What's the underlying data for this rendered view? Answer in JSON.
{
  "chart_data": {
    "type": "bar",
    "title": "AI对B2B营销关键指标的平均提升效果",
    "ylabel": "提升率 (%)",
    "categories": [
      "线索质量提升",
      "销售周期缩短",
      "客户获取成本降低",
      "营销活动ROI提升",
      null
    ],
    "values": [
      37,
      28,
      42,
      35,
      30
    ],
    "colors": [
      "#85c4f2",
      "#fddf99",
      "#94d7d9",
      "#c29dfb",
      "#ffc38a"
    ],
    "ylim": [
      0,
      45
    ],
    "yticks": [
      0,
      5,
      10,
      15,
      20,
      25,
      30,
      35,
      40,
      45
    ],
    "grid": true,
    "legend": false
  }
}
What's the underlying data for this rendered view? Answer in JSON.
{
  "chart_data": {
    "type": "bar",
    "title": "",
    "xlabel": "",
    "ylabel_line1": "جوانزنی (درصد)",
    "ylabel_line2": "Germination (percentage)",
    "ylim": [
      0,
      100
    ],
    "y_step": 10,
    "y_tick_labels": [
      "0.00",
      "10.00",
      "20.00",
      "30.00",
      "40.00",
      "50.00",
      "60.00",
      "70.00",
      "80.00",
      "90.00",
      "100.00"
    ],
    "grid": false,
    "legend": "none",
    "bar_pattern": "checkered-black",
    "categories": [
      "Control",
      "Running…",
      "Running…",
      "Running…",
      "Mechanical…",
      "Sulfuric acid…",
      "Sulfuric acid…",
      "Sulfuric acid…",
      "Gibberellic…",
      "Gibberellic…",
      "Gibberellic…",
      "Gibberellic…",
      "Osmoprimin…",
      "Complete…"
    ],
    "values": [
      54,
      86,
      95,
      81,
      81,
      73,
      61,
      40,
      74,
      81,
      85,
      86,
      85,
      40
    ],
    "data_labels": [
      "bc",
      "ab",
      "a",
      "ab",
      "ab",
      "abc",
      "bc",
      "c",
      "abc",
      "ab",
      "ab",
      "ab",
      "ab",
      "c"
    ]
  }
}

◆ ◆ ◆ ◆ ◆ ◆ ◆

### Set task
Each record above should be restated word for word.

### In response
What's the underlying data for this rendered view? Answer in JSON.
{
  "chart_data": {
    "type": "bar",
    "title": "AI对B2B营销关键指标的平均提升效果",
    "ylabel": "提升率 (%)",
    "categories": [
      "线索质量提升",
      "销售周期缩短",
      "客户获取成本降低",
      "营销活动ROI提升",
      null
    ],
    "values": [
      37,
      28,
      42,
      35,
      30
    ],
    "colors": [
      "#85c4f2",
      "#fddf99",
      "#94d7d9",
      "#c29dfb",
      "#ffc38a"
    ],
    "ylim": [
      0,
      45
    ],
    "yticks": [
      0,
      5,
      10,
      15,
      20,
      25,
      30,
      35,
      40,
      45
    ],
    "grid": true,
    "legend": false
  }
}
What's the underlying data for this rendered view? Answer in JSON.
{
  "chart_data": {
    "type": "bar",
    "title": "",
    "xlabel": "",
    "ylabel_line1": "جوانزنی (درصد)",
    "ylabel_line2": "Germination (percentage)",
    "ylim": [
      0,
      100
    ],
    "y_step": 10,
    "y_tick_labels": [
      "0.00",
      "10.00",
      "20.00",
      "30.00",
      "40.00",
      "50.00",
      "60.00",
      "70.00",
      "80.00",
      "90.00",
      "100.00"
    ],
    "grid": false,
    "legend": "none",
    "bar_pattern": "checkered-black",
    "categories": [
      "Control",
      "Running…",
      "Running…",
      "Running…",
      "Mechanical…",
      "Sulfuric acid…",
      "Sulfuric acid…",
      "Sulfuric acid…",
      "Gibberellic…",
      "Gibberellic…",
      "Gibberellic…",
      "Gibberellic…",
      "Osmoprimin…",
      "Complete…"
    ],
    "values": [
      54,
      86,
      95,
      81,
      81,
      73,
      61,
      40,
      74,
      81,
      85,
      86,
      85,
      40
    ],
    "data_labels": [
      "bc",
      "ab",
      "a",
      "ab",
      "ab",
      "abc",
      "bc",
      "c",
      "abc",
      "ab",
      "ab",
      "ab",
      "ab",
      "c"
    ]
  }
}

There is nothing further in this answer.